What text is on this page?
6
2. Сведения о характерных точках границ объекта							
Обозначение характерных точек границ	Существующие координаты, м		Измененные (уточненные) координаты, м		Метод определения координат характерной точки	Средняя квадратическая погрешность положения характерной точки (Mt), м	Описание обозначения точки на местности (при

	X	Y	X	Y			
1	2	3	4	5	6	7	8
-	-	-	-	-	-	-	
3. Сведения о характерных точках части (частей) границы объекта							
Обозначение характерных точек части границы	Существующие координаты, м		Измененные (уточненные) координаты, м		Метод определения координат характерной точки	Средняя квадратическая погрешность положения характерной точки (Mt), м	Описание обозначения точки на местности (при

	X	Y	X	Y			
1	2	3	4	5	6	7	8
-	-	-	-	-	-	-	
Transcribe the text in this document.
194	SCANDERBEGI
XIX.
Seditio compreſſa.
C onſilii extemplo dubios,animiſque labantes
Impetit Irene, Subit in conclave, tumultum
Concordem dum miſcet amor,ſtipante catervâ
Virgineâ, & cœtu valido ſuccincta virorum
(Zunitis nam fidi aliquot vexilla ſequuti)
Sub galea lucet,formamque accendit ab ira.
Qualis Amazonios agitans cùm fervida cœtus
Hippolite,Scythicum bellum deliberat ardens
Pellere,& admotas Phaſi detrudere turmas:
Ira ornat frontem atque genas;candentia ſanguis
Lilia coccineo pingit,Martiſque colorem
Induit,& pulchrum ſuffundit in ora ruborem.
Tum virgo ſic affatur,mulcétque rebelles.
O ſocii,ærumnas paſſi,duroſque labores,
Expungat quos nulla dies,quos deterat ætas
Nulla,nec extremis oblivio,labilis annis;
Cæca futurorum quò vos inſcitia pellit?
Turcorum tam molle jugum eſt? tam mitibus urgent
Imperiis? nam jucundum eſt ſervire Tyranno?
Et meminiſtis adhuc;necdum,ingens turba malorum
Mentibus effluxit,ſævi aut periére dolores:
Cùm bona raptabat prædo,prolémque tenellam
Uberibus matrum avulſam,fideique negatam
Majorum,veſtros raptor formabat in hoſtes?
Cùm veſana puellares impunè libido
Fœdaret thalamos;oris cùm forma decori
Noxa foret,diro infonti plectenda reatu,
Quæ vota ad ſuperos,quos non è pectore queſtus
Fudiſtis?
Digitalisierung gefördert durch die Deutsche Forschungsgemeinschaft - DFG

+ + +

__DIRECTION__. The records above need to be transcribed in full. Keep every character unchanged.

__ANSWER TO THE EXERCISE__.
What text is on this page?
6
2. Сведения о характерных точках границ объекта							
Обозначение характерных точек границ	Существующие координаты, м		Измененные (уточненные) координаты, м		Метод определения координат характерной точки	Средняя квадратическая погрешность положения характерной точки (Mt), м	Описание обозначения точки на местности (при

	X	Y	X	Y			
1	2	3	4	5	6	7	8
-	-	-	-	-	-	-	
3. Сведения о характерных точках части (частей) границы объекта							
Обозначение характерных точек части границы	Существующие координаты, м		Измененные (уточненные) координаты, м		Метод определения координат характерной точки	Средняя квадратическая погрешность положения характерной точки (Mt), м	Описание обозначения точки на местности (при

	X	Y	X	Y			
1	2	3	4	5	6	7	8
-	-	-	-	-	-	-	
Transcribe the text in this document.
194	SCANDERBEGI
XIX.
Seditio compreſſa.
C onſilii extemplo dubios,animiſque labantes
Impetit Irene, Subit in conclave, tumultum
Concordem dum miſcet amor,ſtipante catervâ
Virgineâ, & cœtu valido ſuccincta virorum
(Zunitis nam fidi aliquot vexilla ſequuti)
Sub galea lucet,formamque accendit ab ira.
Qualis Amazonios agitans cùm fervida cœtus
Hippolite,Scythicum bellum deliberat ardens
Pellere,& admotas Phaſi detrudere turmas:
Ira ornat frontem atque genas;candentia ſanguis
Lilia coccineo pingit,Martiſque colorem
Induit,& pulchrum ſuffundit in ora ruborem.
Tum virgo ſic affatur,mulcétque rebelles.
O ſocii,ærumnas paſſi,duroſque labores,
Expungat quos nulla dies,quos deterat ætas
Nulla,nec extremis oblivio,labilis annis;
Cæca futurorum quò vos inſcitia pellit?
Turcorum tam molle jugum eſt? tam mitibus urgent
Imperiis? nam jucundum eſt ſervire Tyranno?
Et meminiſtis adhuc;necdum,ingens turba malorum
Mentibus effluxit,ſævi aut periére dolores:
Cùm bona raptabat prædo,prolémque tenellam
Uberibus matrum avulſam,fideique negatam
Majorum,veſtros raptor formabat in hoſtes?
Cùm veſana puellares impunè libido
Fœdaret thalamos;oris cùm forma decori
Noxa foret,diro infonti plectenda reatu,
Quæ vota ad ſuperos,quos non è pectore queſtus
Fudiſtis?
Digitalisierung gefördert durch die Deutsche Forschungsgemeinschaft - DFG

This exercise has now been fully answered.